Given problem:
Copy every line that mentions the word "صادره".
══ Data section
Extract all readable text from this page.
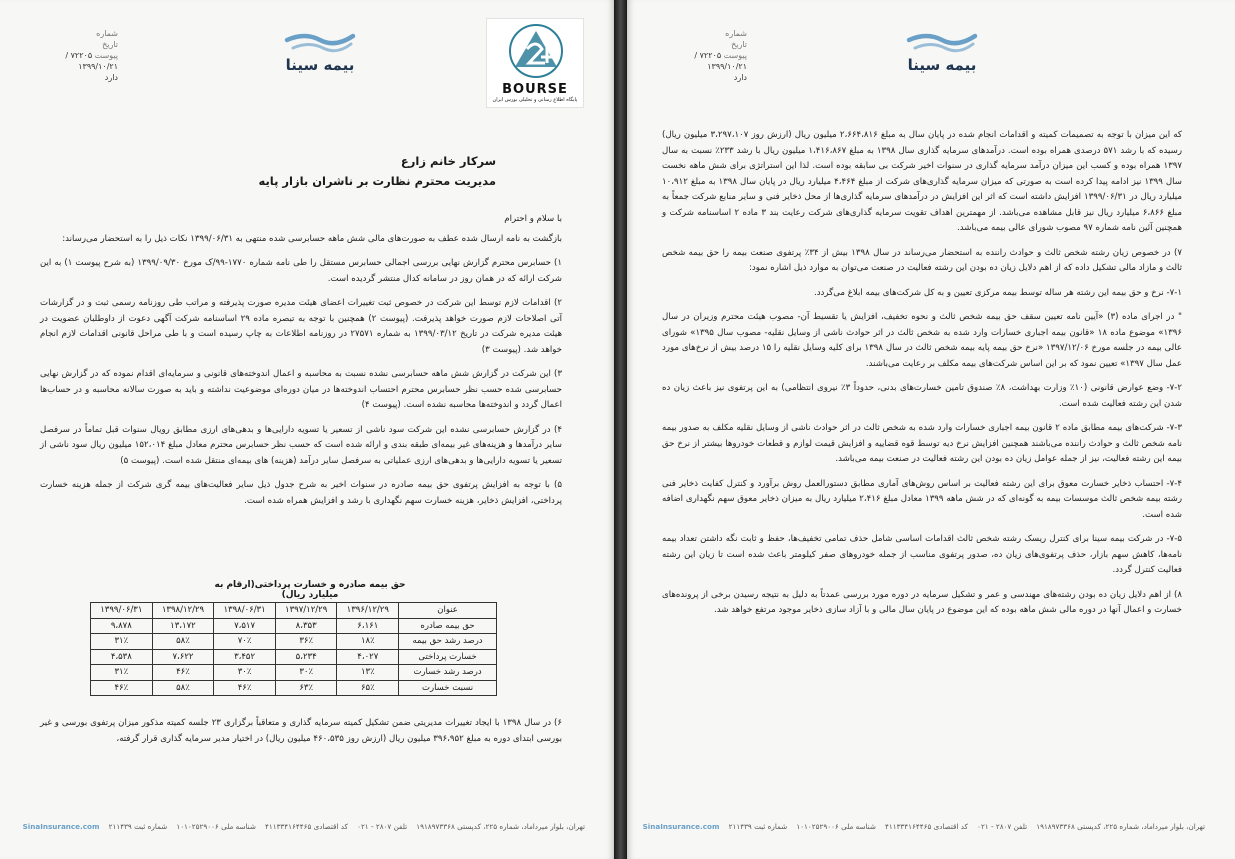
شماره
تاریخ
پیوست ۷۲۲۰۵ /
۱۳۹۹/۱۰/۲۱
دارد
بیمه سینا
BOURSE
پایگاه اطلاع رسانی و تحلیلی بورس ایران
سرکار خانم زارع
مدیریت محترم نظارت بر ناشران بازار پایه

با سلام و احترام

بازگشت به نامه ارسال شده عطف به صورت‌های مالی شش ماهه حسابرسی شده منتهی به ۱۳۹۹/۰۶/۳۱ نکات ذیل را به استحضار می‌رساند:

۱) حسابرس محترم گزارش نهایی بررسی اجمالی حسابرس مستقل را طی نامه شماره ۱۷۷۰-۹۹/ک مورخ ۱۳۹۹/۰۹/۳۰ (به شرح پیوست ۱) به این شرکت ارائه که در همان روز در سامانه کدال منتشر گردیده است.

۲) اقدامات لازم توسط این شرکت در خصوص ثبت تغییرات اعضای هیئت مدیره صورت پذیرفته و مراتب طی روزنامه رسمی ثبت و در گزارشات آتی اصلاحات لازم صورت خواهد پذیرفت. (پیوست ۲) همچنین با توجه به تبصره ماده ۲۹ اساسنامه شرکت آگهی دعوت از داوطلبان عضویت در هیئت مدیره شرکت در تاریخ ۱۳۹۹/۰۳/۱۲ به شماره ۲۷۵۷۱ در روزنامه اطلاعات به چاپ رسیده است و با طی مراحل قانونی اقدامات لازم انجام خواهد شد. (پیوست ۳)

۳) این شرکت در گزارش شش ماهه حسابرسی نشده نسبت به محاسبه و اعمال اندوخته‌های قانونی و سرمایه‌ای اقدام نموده که در گزارش نهایی حسابرسی شده حسب نظر حسابرس محترم احتساب اندوخته‌ها در میان دوره‌ای موضوعیت نداشته و باید به صورت سالانه محاسبه و در حساب‌ها اعمال گردد و اندوخته‌ها محاسبه نشده است. (پیوست ۴)

۴) در گزارش حسابرسی نشده این شرکت سود ناشی از تسعیر یا تسویه دارایی‌ها و بدهی‌های ارزی مطابق رویال سنوات قبل تماماً در سرفصل سایر درآمدها و هزینه‌های غیر بیمه‌ای طبقه بندی و ارائه شده است که حسب نظر حسابرس محترم معادل مبلغ ۱۵۲،۰۱۴ میلیون ریال سود ناشی از تسعیر یا تسویه دارایی‌ها و بدهی‌های ارزی عملیاتی به سرفصل سایر درآمد (هزینه) های بیمه‌ای منتقل شده است. (پیوست ۵)

۵) با توجه به افزایش پرتفوی حق بیمه صادره در سنوات اخیر به شرح جدول ذیل سایر فعالیت‌های بیمه گری شرکت از جمله هزینه خسارت پرداختی، افزایش ذخایر، هزینه خسارت سهم نگهداری با رشد و افزایش همراه شده است.

حق بیمه صادره و خسارت پرداختی(ارقام به میلیارد ریال)
عنوان	۱۳۹۶/۱۲/۲۹	۱۳۹۷/۱۲/۲۹	۱۳۹۸/۰۶/۳۱	۱۳۹۸/۱۲/۲۹	۱۳۹۹/۰۶/۳۱
حق بیمه صادره	۶،۱۶۱	۸،۳۵۳	۷،۵۱۷	۱۳،۱۷۲	۹،۸۷۸
درصد رشد حق بیمه	۱۸٪	۳۶٪	۷۰٪	۵۸٪	۳۱٪
خسارت پرداختی	۴،۰۲۷	۵،۲۳۴	۳،۴۵۲	۷،۶۲۲	۴،۵۳۸
درصد رشد خسارت	۱۳٪	۳۰٪	۳۰٪	۴۶٪	۳۱٪
نسبت خسارت	۶۵٪	۶۳٪	۴۶٪	۵۸٪	۴۶٪
۶) در سال ۱۳۹۸ با ایجاد تغییرات مدیریتی ضمن تشکیل کمیته سرمایه گذاری و متعاقباً برگزاری ۲۳ جلسه کمیته مذکور میزان پرتفوی بورسی و غیر بورسی ابتدای دوره به مبلغ ۳۹۶،۹۵۲ میلیون ریال (ارزش روز ۴۶۰،۵۳۵ میلیون ریال) در اختیار مدیر سرمایه گذاری قرار گرفته،
تهران، بلوار میرداماد، شماره ۲۲۵، کدپستی ۱۹۱۸۹۷۳۳۶۸    تلفن ۲۸۰۷ - ۰۲۱    کد اقتصادی ۴۱۱۳۳۴۱۶۴۴۶۵    شناسه ملی ۱۰۱۰۲۵۲۹۰۰۶    شماره ثبت ۲۱۱۴۳۹    SinaInsurance.com
شماره
تاریخ
پیوست ۷۲۲۰۵ /
۱۳۹۹/۱۰/۲۱
دارد
بیمه سینا

که این میزان با توجه به تصمیمات کمیته و اقدامات انجام شده در پایان سال به مبلغ ۲،۶۶۴،۸۱۶ میلیون ریال (ارزش روز ۳،۲۹۷،۱۰۷ میلیون ریال) رسیده که با رشد ۵۷۱ درصدی همراه بوده است. درآمدهای سرمایه گذاری سال ۱۳۹۸ به مبلغ ۱،۴۱۶،۸۶۷ میلیون ریال با رشد ۲۳۳٪ نسبت به سال ۱۳۹۷ همراه بوده و کسب این میزان درآمد سرمایه گذاری در سنوات اخیر شرکت بی سابقه بوده است. لذا این استراتژی برای شش ماهه نخست سال ۱۳۹۹ نیز ادامه پیدا کرده است به صورتی که میزان سرمایه گذاری‌های شرکت از مبلغ ۴،۴۶۴ میلیارد ریال در پایان سال ۱۳۹۸ به مبلغ ۱۰،۹۱۲ میلیارد ریال در ۱۳۹۹/۰۶/۳۱ افزایش داشته است که اثر این افزایش در درآمدهای سرمایه گذاری‌ها از محل ذخایر فنی و سایر منابع شرکت جمعاً به مبلغ ۶،۸۶۶ میلیارد ریال نیز قابل مشاهده می‌باشد. از مهمترین اهداف تقویت سرمایه گذاری‌های شرکت رعایت بند ۳ ماده ۲ اساسنامه شرکت و همچنین آئین نامه شماره ۹۷ مصوب شورای عالی بیمه می‌باشد.

۷) در خصوص زیان رشته شخص ثالث و حوادث راننده به استحضار می‌رساند در سال ۱۳۹۸ بیش از ۳۴٪ پرتفوی صنعت بیمه را حق بیمه شخص ثالث و مازاد مالی تشکیل داده که از اهم دلایل زیان ده بودن این رشته فعالیت در صنعت می‌توان به موارد ذیل اشاره نمود:

۷-۱- نرخ و حق بیمه این رشته هر ساله توسط بیمه مرکزی تعیین و به کل شرکت‌های بیمه ابلاغ می‌گردد.

" در اجرای ماده (۳) «آیین نامه تعیین سقف حق بیمه شخص ثالث و نحوه تخفیف، افزایش یا تقسیط آن- مصوب هیئت محترم وزیران در سال ۱۳۹۶» موضوع ماده ۱۸ «قانون بیمه اجباری خسارات وارد شده به شخص ثالث در اثر حوادث ناشی از وسایل نقلیه- مصوب سال ۱۳۹۵» شورای عالی بیمه در جلسه مورخ ۱۳۹۷/۱۲/۰۶ «نرخ حق بیمه پایه بیمه شخص ثالث در سال ۱۳۹۸ برای کلیه وسایل نقلیه را ۱۵ درصد بیش از نرخ‌های مورد عمل سال ۱۳۹۷» تعیین نمود که بر این اساس شرکت‌های بیمه مکلف بر رعایت می‌باشند.

۷-۲- وضع عوارض قانونی (۱۰٪ وزارت بهداشت، ۸٪ صندوق تامین خسارت‌های بدنی، حدوداً ۳٪ نیروی انتظامی) به این پرتفوی نیز باعث زیان ده شدن این رشته فعالیت شده است.

۷-۳- شرکت‌های بیمه مطابق ماده ۲ قانون بیمه اجباری خسارات وارد شده به شخص ثالث در اثر حوادث ناشی از وسایل نقلیه مکلف به صدور بیمه نامه شخص ثالث و حوادث راننده می‌باشند همچنین افزایش نرخ دیه توسط قوه قضاییه و افزایش قیمت لوازم و قطعات خودروها بیشتر از نرخ حق بیمه این رشته فعالیت، نیز از جمله عوامل زیان ده بودن این رشته فعالیت در صنعت بیمه می‌باشد.

۷-۴- احتساب ذخایر خسارت معوق برای این رشته فعالیت بر اساس روش‌های آماری مطابق دستورالعمل روش برآورد و کنترل کفایت ذخایر فنی رشته بیمه شخص ثالث موسسات بیمه به گونه‌ای که در شش ماهه ۱۳۹۹ معادل مبلغ ۲،۴۱۶ میلیارد ریال به میزان ذخایر معوق سهم نگهداری اضافه شده است.

۷-۵- در شرکت بیمه سینا برای کنترل ریسک رشته شخص ثالث اقدامات اساسی شامل حذف تمامی تخفیف‌ها، حفظ و ثابت نگه داشتن تعداد بیمه نامه‌ها، کاهش سهم بازار، حذف پرتفوی‌های زیان ده، صدور پرتفوی مناسب از جمله خودروهای صفر کیلومتر باعث شده است تا زیان این رشته فعالیت کنترل گردد.

۸) از اهم دلایل زیان ده بودن رشته‌های مهندسی و عمر و تشکیل سرمایه در دوره مورد بررسی عمدتاً به دلیل به نتیجه رسیدن برخی از پرونده‌های خسارت و اعمال آنها در دوره مالی شش ماهه بوده که این موضوع در پایان سال مالی و با آزاد سازی ذخایر موجود مرتفع خواهد شد.

تهران، بلوار میرداماد، شماره ۲۲۵، کدپستی ۱۹۱۸۹۷۳۳۶۸    تلفن ۲۸۰۷ - ۰۲۱    کد اقتصادی ۴۱۱۳۳۴۱۶۴۴۶۵    شناسه ملی ۱۰۱۰۲۵۲۹۰۰۶    شماره ثبت ۲۱۱۴۳۹    SinaInsurance.com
════
Output below:
۵) با توجه به افزایش پرتفوی حق بیمه صادره در سنوات اخیر به شرح جدول ذیل سایر فعالیت‌های بیمه گری شرکت از جمله هزینه خسارت پرداختی، افزایش ذخایر، هزینه خسارت سهم نگهداری با رشد و افزایش همراه شده است.
حق بیمه صادره و خسارت پرداختی(ارقام به میلیارد ریال)
حق بیمه صادره	۶،۱۶۱	۸،۳۵۳	۷،۵۱۷	۱۳،۱۷۲	۹،۸۷۸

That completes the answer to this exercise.